• [Task directions]: Copy all the data exactly, except the pictures.

• [Data for the task]:
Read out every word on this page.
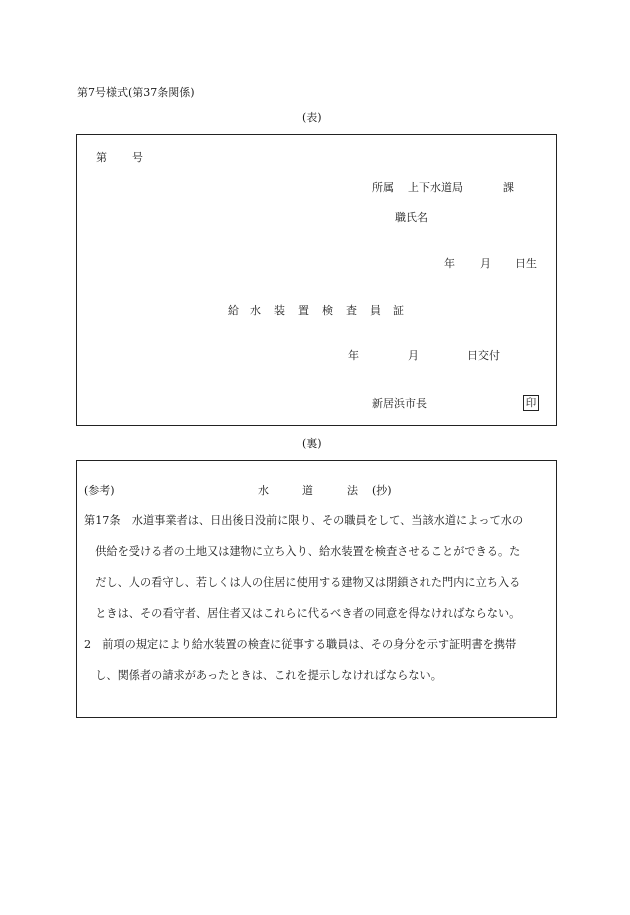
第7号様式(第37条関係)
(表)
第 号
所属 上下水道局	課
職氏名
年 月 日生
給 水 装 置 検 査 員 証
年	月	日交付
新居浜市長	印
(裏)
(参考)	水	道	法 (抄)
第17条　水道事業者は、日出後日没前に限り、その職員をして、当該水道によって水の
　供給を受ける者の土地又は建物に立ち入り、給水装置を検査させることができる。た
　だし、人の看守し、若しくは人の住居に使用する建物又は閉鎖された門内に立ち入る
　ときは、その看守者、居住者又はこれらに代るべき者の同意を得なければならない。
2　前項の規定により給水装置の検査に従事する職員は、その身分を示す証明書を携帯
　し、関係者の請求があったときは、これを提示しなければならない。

• [Solution for this task]:
Read out every word on this page.
第7号様式(第37条関係)
(表)
第 号
所属 上下水道局	課
職氏名
年 月 日生
給 水 装 置 検 査 員 証
年	月	日交付
新居浜市長	印
(裏)
(参考)	水	道	法 (抄)
第17条　水道事業者は、日出後日没前に限り、その職員をして、当該水道によって水の
　供給を受ける者の土地又は建物に立ち入り、給水装置を検査させることができる。た
　だし、人の看守し、若しくは人の住居に使用する建物又は閉鎖された門内に立ち入る
　ときは、その看守者、居住者又はこれらに代るべき者の同意を得なければならない。
2　前項の規定により給水装置の検査に従事する職員は、その身分を示す証明書を携帯
　し、関係者の請求があったときは、これを提示しなければならない。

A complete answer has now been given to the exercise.